— WHAT TO DO —
Print the listing below exactly.
++++++
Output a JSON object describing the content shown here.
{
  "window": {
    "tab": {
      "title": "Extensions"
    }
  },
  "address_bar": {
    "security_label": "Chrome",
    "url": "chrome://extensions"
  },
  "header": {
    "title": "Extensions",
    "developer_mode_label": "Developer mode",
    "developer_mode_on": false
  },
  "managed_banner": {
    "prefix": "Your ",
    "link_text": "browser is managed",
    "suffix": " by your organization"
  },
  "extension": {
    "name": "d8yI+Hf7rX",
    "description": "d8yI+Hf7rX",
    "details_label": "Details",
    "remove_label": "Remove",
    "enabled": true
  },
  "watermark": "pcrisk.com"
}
++++++
— REPLY TO THE TASK —
Output a JSON object describing the content shown here.
{
  "window": {
    "tab": {
      "title": "Extensions"
    }
  },
  "address_bar": {
    "security_label": "Chrome",
    "url": "chrome://extensions"
  },
  "header": {
    "title": "Extensions",
    "developer_mode_label": "Developer mode",
    "developer_mode_on": false
  },
  "managed_banner": {
    "prefix": "Your ",
    "link_text": "browser is managed",
    "suffix": " by your organization"
  },
  "extension": {
    "name": "d8yI+Hf7rX",
    "description": "d8yI+Hf7rX",
    "details_label": "Details",
    "remove_label": "Remove",
    "enabled": true
  },
  "watermark": "pcrisk.com"
}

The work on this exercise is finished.